■ **Record set**:
## START
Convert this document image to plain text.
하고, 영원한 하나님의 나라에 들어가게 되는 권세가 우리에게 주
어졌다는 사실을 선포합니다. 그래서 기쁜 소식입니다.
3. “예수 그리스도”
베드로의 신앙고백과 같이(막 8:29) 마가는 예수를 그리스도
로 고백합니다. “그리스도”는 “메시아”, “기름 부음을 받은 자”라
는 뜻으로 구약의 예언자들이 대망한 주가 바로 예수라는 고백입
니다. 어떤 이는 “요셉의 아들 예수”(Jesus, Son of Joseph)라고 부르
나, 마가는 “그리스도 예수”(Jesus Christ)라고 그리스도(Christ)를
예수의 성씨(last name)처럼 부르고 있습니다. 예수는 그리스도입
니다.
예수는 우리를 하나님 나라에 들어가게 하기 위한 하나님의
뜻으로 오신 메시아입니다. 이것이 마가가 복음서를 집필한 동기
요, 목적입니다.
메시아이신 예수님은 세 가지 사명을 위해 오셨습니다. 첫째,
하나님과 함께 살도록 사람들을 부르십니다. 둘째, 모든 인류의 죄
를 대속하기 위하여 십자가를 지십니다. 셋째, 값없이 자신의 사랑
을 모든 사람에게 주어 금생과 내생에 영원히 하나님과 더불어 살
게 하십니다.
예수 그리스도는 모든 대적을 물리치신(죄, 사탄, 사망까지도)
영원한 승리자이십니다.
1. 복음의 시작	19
## END
■ **Work instructions**: Find all lines holding the string "Jesus" and copy them.

■ **Answer**:
니다. 어떤 이는 “요셉의 아들 예수”(Jesus, Son of Joseph)라고 부르
나, 마가는 “그리스도 예수”(Jesus Christ)라고 그리스도(Christ)를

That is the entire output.